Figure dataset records
+ + +
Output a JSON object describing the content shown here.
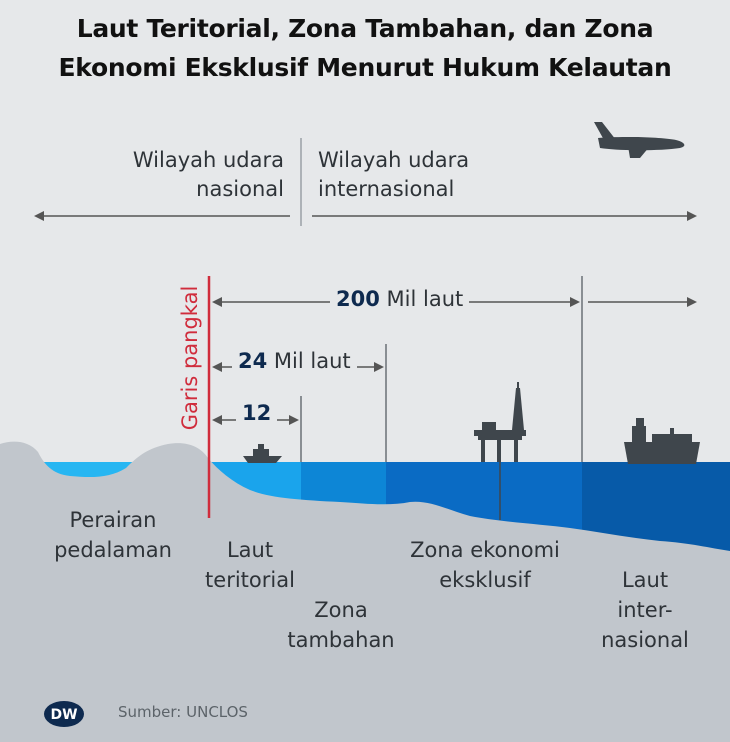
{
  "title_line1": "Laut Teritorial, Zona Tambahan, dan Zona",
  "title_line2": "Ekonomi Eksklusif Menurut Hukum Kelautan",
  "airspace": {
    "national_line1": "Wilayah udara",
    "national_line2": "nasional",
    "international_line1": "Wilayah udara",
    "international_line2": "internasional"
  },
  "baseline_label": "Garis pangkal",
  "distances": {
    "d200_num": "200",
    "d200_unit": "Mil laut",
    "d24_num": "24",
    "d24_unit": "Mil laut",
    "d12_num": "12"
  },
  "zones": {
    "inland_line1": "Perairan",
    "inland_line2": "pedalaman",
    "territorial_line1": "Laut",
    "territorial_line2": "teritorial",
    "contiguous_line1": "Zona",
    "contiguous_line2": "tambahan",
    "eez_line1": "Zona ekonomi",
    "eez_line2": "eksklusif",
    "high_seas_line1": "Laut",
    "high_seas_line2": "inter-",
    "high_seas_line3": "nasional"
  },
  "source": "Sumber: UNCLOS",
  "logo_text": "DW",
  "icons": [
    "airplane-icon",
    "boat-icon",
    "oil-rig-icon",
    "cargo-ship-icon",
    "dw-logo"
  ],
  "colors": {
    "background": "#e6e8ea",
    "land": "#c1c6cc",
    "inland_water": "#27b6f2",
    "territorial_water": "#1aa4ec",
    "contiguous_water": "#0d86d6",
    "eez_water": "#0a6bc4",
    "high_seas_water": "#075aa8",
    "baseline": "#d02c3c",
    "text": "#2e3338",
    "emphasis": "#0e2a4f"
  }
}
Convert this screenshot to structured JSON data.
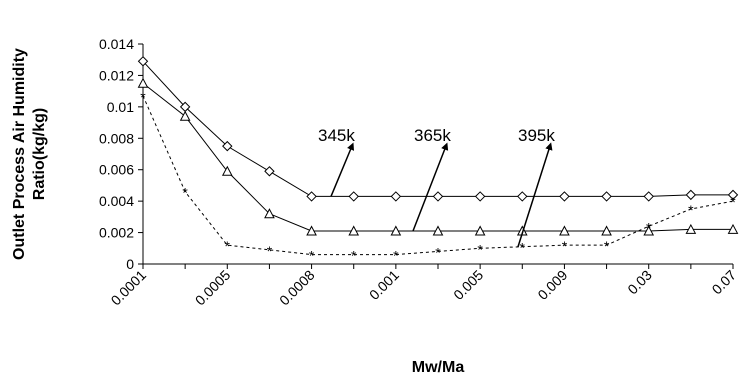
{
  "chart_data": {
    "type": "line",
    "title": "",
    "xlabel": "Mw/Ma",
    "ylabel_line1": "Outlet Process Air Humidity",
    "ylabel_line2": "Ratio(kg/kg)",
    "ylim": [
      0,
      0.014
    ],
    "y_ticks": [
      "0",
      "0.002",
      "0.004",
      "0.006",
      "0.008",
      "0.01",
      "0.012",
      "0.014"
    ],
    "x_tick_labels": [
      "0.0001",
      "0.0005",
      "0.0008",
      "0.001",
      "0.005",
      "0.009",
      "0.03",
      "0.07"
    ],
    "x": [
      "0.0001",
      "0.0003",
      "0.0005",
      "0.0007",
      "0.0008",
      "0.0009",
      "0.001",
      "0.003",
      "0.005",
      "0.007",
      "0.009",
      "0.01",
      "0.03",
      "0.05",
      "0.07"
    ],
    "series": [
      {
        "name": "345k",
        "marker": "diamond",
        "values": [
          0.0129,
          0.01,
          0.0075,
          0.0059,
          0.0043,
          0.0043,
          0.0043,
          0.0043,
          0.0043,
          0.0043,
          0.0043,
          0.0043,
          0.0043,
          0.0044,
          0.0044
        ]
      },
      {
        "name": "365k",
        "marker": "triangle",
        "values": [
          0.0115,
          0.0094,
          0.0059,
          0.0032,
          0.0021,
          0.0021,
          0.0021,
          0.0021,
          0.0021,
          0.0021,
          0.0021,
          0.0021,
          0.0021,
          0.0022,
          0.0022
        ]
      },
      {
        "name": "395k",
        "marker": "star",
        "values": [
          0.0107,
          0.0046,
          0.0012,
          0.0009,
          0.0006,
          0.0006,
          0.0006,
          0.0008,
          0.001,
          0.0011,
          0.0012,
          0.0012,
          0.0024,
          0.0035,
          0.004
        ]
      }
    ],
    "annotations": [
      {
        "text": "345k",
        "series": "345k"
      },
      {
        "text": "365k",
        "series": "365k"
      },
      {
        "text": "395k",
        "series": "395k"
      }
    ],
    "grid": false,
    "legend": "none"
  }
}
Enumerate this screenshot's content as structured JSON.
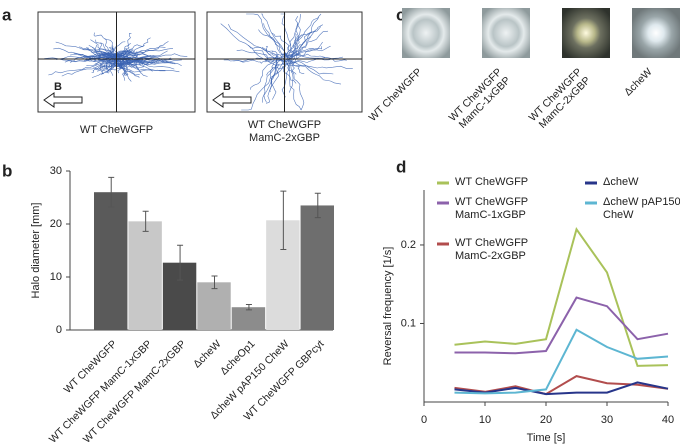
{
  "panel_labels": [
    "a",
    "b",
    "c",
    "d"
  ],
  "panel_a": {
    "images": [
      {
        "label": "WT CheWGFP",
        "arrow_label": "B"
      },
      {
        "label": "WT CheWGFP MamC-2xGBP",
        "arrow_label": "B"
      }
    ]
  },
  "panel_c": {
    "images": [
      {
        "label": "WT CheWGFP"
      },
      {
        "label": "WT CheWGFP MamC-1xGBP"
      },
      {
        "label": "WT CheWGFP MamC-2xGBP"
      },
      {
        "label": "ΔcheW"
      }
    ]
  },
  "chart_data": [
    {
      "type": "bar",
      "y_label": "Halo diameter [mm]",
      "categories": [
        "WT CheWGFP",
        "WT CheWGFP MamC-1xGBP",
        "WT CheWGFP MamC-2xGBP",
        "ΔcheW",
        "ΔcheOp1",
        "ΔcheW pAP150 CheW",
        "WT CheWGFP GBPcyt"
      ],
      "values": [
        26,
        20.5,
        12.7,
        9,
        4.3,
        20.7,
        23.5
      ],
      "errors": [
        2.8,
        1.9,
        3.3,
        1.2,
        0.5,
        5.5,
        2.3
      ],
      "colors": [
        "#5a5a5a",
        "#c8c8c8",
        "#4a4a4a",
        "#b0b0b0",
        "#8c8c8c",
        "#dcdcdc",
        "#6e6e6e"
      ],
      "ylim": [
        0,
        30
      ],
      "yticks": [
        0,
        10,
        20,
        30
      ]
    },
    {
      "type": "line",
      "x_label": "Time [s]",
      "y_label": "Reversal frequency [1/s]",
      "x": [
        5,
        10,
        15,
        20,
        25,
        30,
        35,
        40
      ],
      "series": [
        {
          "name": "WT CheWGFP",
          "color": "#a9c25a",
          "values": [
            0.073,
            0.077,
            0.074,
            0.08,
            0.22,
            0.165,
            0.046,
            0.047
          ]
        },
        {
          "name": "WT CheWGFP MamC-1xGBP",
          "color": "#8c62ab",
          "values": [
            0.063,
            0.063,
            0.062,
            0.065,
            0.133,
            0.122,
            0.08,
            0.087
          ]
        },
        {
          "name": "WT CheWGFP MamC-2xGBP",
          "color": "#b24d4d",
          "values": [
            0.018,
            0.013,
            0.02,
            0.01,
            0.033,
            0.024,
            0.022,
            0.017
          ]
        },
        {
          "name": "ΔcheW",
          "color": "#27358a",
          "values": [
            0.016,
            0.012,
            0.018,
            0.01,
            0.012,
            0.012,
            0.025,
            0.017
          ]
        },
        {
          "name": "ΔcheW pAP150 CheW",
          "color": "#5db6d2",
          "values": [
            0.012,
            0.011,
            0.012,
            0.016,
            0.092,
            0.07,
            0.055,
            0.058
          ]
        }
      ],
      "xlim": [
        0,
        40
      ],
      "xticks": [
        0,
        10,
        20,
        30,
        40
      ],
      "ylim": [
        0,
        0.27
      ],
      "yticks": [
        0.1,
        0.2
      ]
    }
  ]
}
+ + +
▶ Your task
Copy each line of the records precisely and drop any images they hold.

▶ Exercise answer
Output a JSON object describing the content shown here.
{
  "title_line1": "Laut Teritorial, Zona Tambahan, dan Zona",
  "title_line2": "Ekonomi Eksklusif Menurut Hukum Kelautan",
  "airspace": {
    "national_line1": "Wilayah udara",
    "national_line2": "nasional",
    "international_line1": "Wilayah udara",
    "international_line2": "internasional"
  },
  "baseline_label": "Garis pangkal",
  "distances": {
    "d200_num": "200",
    "d200_unit": "Mil laut",
    "d24_num": "24",
    "d24_unit": "Mil laut",
    "d12_num": "12"
  },
  "zones": {
    "inland_line1": "Perairan",
    "inland_line2": "pedalaman",
    "territorial_line1": "Laut",
    "territorial_line2": "teritorial",
    "contiguous_line1": "Zona",
    "contiguous_line2": "tambahan",
    "eez_line1": "Zona ekonomi",
    "eez_line2": "eksklusif",
    "high_seas_line1": "Laut",
    "high_seas_line2": "inter-",
    "high_seas_line3": "nasional"
  },
  "source": "Sumber: UNCLOS",
  "logo_text": "DW",
  "icons": [
    "airplane-icon",
    "boat-icon",
    "oil-rig-icon",
    "cargo-ship-icon",
    "dw-logo"
  ],
  "colors": {
    "background": "#e6e8ea",
    "land": "#c1c6cc",
    "inland_water": "#27b6f2",
    "territorial_water": "#1aa4ec",
    "contiguous_water": "#0d86d6",
    "eez_water": "#0a6bc4",
    "high_seas_water": "#075aa8",
    "baseline": "#d02c3c",
    "text": "#2e3338",
    "emphasis": "#0e2a4f"
  }
}
Convert this screenshot to structured JSON data.
{
  "chart_data": {
    "type": "line",
    "title": "",
    "xlabel": "Mw/Ma",
    "ylabel_line1": "Outlet Process Air Humidity",
    "ylabel_line2": "Ratio(kg/kg)",
    "ylim": [
      0,
      0.014
    ],
    "y_ticks": [
      "0",
      "0.002",
      "0.004",
      "0.006",
      "0.008",
      "0.01",
      "0.012",
      "0.014"
    ],
    "x_tick_labels": [
      "0.0001",
      "0.0005",
      "0.0008",
      "0.001",
      "0.005",
      "0.009",
      "0.03",
      "0.07"
    ],
    "x": [
      "0.0001",
      "0.0003",
      "0.0005",
      "0.0007",
      "0.0008",
      "0.0009",
      "0.001",
      "0.003",
      "0.005",
      "0.007",
      "0.009",
      "0.01",
      "0.03",
      "0.05",
      "0.07"
    ],
    "series": [
      {
        "name": "345k",
        "marker": "diamond",
        "values": [
          0.0129,
          0.01,
          0.0075,
          0.0059,
          0.0043,
          0.0043,
          0.0043,
          0.0043,
          0.0043,
          0.0043,
          0.0043,
          0.0043,
          0.0043,
          0.0044,
          0.0044
        ]
      },
      {
        "name": "365k",
        "marker": "triangle",
        "values": [
          0.0115,
          0.0094,
          0.0059,
          0.0032,
          0.0021,
          0.0021,
          0.0021,
          0.0021,
          0.0021,
          0.0021,
          0.0021,
          0.0021,
          0.0021,
          0.0022,
          0.0022
        ]
      },
      {
        "name": "395k",
        "marker": "star",
        "values": [
          0.0107,
          0.0046,
          0.0012,
          0.0009,
          0.0006,
          0.0006,
          0.0006,
          0.0008,
          0.001,
          0.0011,
          0.0012,
          0.0012,
          0.0024,
          0.0035,
          0.004
        ]
      }
    ],
    "annotations": [
      {
        "text": "345k",
        "series": "345k"
      },
      {
        "text": "365k",
        "series": "365k"
      },
      {
        "text": "395k",
        "series": "395k"
      }
    ],
    "grid": false,
    "legend": "none"
  }
}
Enumerate this screenshot's content as structured JSON.
{
  "panel_labels": [
    "a",
    "b",
    "c",
    "d"
  ],
  "panel_a": {
    "images": [
      {
        "label": "WT CheWGFP",
        "arrow_label": "B"
      },
      {
        "label": "WT CheWGFP MamC-2xGBP",
        "arrow_label": "B"
      }
    ]
  },
  "panel_c": {
    "images": [
      {
        "label": "WT CheWGFP"
      },
      {
        "label": "WT CheWGFP MamC-1xGBP"
      },
      {
        "label": "WT CheWGFP MamC-2xGBP"
      },
      {
        "label": "ΔcheW"
      }
    ]
  },
  "chart_data": [
    {
      "type": "bar",
      "y_label": "Halo diameter [mm]",
      "categories": [
        "WT CheWGFP",
        "WT CheWGFP MamC-1xGBP",
        "WT CheWGFP MamC-2xGBP",
        "ΔcheW",
        "ΔcheOp1",
        "ΔcheW pAP150 CheW",
        "WT CheWGFP GBPcyt"
      ],
      "values": [
        26,
        20.5,
        12.7,
        9,
        4.3,
        20.7,
        23.5
      ],
      "errors": [
        2.8,
        1.9,
        3.3,
        1.2,
        0.5,
        5.5,
        2.3
      ],
      "colors": [
        "#5a5a5a",
        "#c8c8c8",
        "#4a4a4a",
        "#b0b0b0",
        "#8c8c8c",
        "#dcdcdc",
        "#6e6e6e"
      ],
      "ylim": [
        0,
        30
      ],
      "yticks": [
        0,
        10,
        20,
        30
      ]
    },
    {
      "type": "line",
      "x_label": "Time [s]",
      "y_label": "Reversal frequency [1/s]",
      "x": [
        5,
        10,
        15,
        20,
        25,
        30,
        35,
        40
      ],
      "series": [
        {
          "name": "WT CheWGFP",
          "color": "#a9c25a",
          "values": [
            0.073,
            0.077,
            0.074,
            0.08,
            0.22,
            0.165,
            0.046,
            0.047
          ]
        },
        {
          "name": "WT CheWGFP MamC-1xGBP",
          "color": "#8c62ab",
          "values": [
            0.063,
            0.063,
            0.062,
            0.065,
            0.133,
            0.122,
            0.08,
            0.087
          ]
        },
        {
          "name": "WT CheWGFP MamC-2xGBP",
          "color": "#b24d4d",
          "values": [
            0.018,
            0.013,
            0.02,
            0.01,
            0.033,
            0.024,
            0.022,
            0.017
          ]
        },
        {
          "name": "ΔcheW",
          "color": "#27358a",
          "values": [
            0.016,
            0.012,
            0.018,
            0.01,
            0.012,
            0.012,
            0.025,
            0.017
          ]
        },
        {
          "name": "ΔcheW pAP150 CheW",
          "color": "#5db6d2",
          "values": [
            0.012,
            0.011,
            0.012,
            0.016,
            0.092,
            0.07,
            0.055,
            0.058
          ]
        }
      ],
      "xlim": [
        0,
        40
      ],
      "xticks": [
        0,
        10,
        20,
        30,
        40
      ],
      "ylim": [
        0,
        0.27
      ],
      "yticks": [
        0.1,
        0.2
      ]
    }
  ]
}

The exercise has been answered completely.